_Extract to read_

The following is more information (than you require probably) for anyone interested in proceeding.  It allows an Anticipation upgraded Seduction to be modified to use a choke input filter feeding into a single C4S which in turn feeds a gaseous voltage regulating tube plus Anticipation C4S board, while keeping the same PT1 transformer that comes as stock.  While the PT1 specs say 20ma max - that is most likely based upon a capacitor input filter.  A choke input filter passes current at a more steady rate than the rapid swings of a cap input filter and produces less strain/heat on a transformer.

To recap the choke input power supply:
PT1> Bridge rectifier> L > C1 > R > C2 > C4S > 0C3 (VR Tube) > 4xC4S

Bridge Rectifier - I used 1A Schottky SiC (silicon carbide) that come in a TO-220 package.  I liked the fact that they have low/no switching losses due to their operation.  I soldered them into a bridge using a 5 terminal strip placed in the hole where the previous 1st section of power supply was located.  Remember the center lug of the strip is grounded to the chassis!  Also, the metal back/tab on these are NOT isolated from the internals, so they cannot touch anything including chassis and are at dangerous voltage.  The negative side of the bridge output should be grounded.  Both sides of the rectifier input attatch to both sides of the PT1 250V secondary.  The center tap is not used and must not be grounded.  I repurposed the stock center tap wire to connect the 0C3 to the input of the anticipation C4S board.  http://en.wikipedia.org/wiki/Bridge_rectifier

L - For filter choke I used a Hammond 157G (30H, 595ohm, 40ma).  You could get away with a lower value choke so long as you stay above the critical inductance value.  L = (supply voltage)/(load voltage in milliamps).  That is the minimum below which voltage will spike for a given current going through.  Bigger is better for ripple reduction I'm sure, so this seemed like the one to get for me. http://ken-gilbert.com/power-supply-design-henry-pasternack

C1 & C2 - I kept the 220uf Panasonics mounted to the stock terminal strip.  Be sure to cut the old high voltage output STP wires leading out (but keep the ground wire inside connecting to the ground plane.)  You could go much smaller if you wanted and still get a good noise reduction.

_Problems to solve_
**a)** Can you repeat the passage from the power supply notes, starting at "C1 & C2 - I" and ending at "good noise reduction."?
**b)** Which specifications do the power supply notes give for the Hammond 157G filter choke?
The rows that come next have no connection to the power supply notes.

_Data excerpts_
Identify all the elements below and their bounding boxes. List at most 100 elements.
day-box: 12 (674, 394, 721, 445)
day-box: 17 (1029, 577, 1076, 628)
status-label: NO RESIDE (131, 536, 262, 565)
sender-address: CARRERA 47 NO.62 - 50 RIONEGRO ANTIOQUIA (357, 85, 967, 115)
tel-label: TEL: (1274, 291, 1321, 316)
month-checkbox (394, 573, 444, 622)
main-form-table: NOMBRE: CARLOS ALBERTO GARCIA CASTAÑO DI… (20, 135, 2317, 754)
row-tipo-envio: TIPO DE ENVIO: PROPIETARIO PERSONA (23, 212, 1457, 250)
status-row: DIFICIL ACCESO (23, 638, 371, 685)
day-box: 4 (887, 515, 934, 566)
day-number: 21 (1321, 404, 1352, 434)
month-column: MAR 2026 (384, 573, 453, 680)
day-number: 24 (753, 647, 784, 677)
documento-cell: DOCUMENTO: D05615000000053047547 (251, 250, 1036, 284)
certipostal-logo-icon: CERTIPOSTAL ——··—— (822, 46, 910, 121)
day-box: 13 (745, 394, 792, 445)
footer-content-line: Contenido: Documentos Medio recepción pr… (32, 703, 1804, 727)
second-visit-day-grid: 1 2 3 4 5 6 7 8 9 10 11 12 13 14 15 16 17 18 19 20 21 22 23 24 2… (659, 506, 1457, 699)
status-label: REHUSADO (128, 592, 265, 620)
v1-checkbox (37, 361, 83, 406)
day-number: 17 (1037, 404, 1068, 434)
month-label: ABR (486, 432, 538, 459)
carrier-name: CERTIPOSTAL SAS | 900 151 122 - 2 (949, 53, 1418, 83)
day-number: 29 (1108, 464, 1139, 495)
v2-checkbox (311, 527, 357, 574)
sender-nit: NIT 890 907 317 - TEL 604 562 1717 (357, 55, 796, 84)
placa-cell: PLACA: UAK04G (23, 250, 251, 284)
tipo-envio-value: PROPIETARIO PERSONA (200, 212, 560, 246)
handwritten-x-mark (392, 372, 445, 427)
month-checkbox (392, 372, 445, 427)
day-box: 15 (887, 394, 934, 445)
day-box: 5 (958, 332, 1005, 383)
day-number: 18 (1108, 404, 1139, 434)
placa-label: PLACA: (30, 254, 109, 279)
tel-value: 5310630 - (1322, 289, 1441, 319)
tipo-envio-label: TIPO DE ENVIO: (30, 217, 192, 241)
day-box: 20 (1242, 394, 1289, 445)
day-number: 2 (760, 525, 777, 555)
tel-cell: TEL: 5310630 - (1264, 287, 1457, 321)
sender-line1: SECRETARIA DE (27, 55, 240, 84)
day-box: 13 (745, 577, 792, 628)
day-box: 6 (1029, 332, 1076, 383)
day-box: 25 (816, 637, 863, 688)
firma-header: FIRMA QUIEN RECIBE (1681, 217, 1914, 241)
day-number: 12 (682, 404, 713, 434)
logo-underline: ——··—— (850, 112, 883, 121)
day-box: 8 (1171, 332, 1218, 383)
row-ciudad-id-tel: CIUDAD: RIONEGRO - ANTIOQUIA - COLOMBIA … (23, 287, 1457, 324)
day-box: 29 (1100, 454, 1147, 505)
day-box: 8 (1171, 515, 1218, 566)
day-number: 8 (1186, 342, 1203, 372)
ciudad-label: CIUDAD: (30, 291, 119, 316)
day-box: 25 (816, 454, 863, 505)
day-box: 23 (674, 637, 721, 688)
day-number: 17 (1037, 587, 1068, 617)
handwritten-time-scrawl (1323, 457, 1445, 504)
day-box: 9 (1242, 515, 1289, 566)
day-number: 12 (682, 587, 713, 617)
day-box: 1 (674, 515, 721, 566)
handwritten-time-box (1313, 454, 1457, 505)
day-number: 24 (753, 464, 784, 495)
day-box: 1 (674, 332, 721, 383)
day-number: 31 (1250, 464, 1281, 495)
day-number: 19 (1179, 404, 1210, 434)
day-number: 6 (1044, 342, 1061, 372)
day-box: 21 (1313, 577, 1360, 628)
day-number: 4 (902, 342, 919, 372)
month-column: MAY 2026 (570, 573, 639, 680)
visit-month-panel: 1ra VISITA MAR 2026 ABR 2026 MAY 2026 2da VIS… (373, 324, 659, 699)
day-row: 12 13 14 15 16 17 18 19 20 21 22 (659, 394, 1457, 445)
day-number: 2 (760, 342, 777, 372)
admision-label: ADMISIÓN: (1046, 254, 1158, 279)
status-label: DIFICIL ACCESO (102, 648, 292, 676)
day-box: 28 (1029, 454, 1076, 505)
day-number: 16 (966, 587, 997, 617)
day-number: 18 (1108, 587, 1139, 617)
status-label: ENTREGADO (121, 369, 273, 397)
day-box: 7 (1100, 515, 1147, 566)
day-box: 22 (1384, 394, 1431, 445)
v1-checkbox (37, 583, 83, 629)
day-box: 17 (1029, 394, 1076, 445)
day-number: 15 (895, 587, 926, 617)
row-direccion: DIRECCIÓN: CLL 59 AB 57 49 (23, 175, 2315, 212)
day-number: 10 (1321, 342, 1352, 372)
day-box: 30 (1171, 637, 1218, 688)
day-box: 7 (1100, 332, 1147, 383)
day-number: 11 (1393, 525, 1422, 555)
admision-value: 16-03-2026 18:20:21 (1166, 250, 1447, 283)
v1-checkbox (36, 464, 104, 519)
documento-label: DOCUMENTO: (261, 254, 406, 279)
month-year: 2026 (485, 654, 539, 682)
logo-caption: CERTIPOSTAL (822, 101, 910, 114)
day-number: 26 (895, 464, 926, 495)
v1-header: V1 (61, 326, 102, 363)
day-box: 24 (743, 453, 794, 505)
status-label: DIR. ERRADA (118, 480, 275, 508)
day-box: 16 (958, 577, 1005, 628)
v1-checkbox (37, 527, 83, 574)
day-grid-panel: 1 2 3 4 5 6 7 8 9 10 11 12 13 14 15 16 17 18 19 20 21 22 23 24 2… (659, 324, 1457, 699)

_Results_
**a)**
C1 & C2 - I kept the 220uf Panasonics mounted to the stock terminal strip.  Be sure to cut the old high voltage output STP wires leading out (but keep the ground wire inside connecting to the ground plane.)  You could go much smaller if you wanted and still get a good noise reduction.

**b)**
30H
595ohm
40ma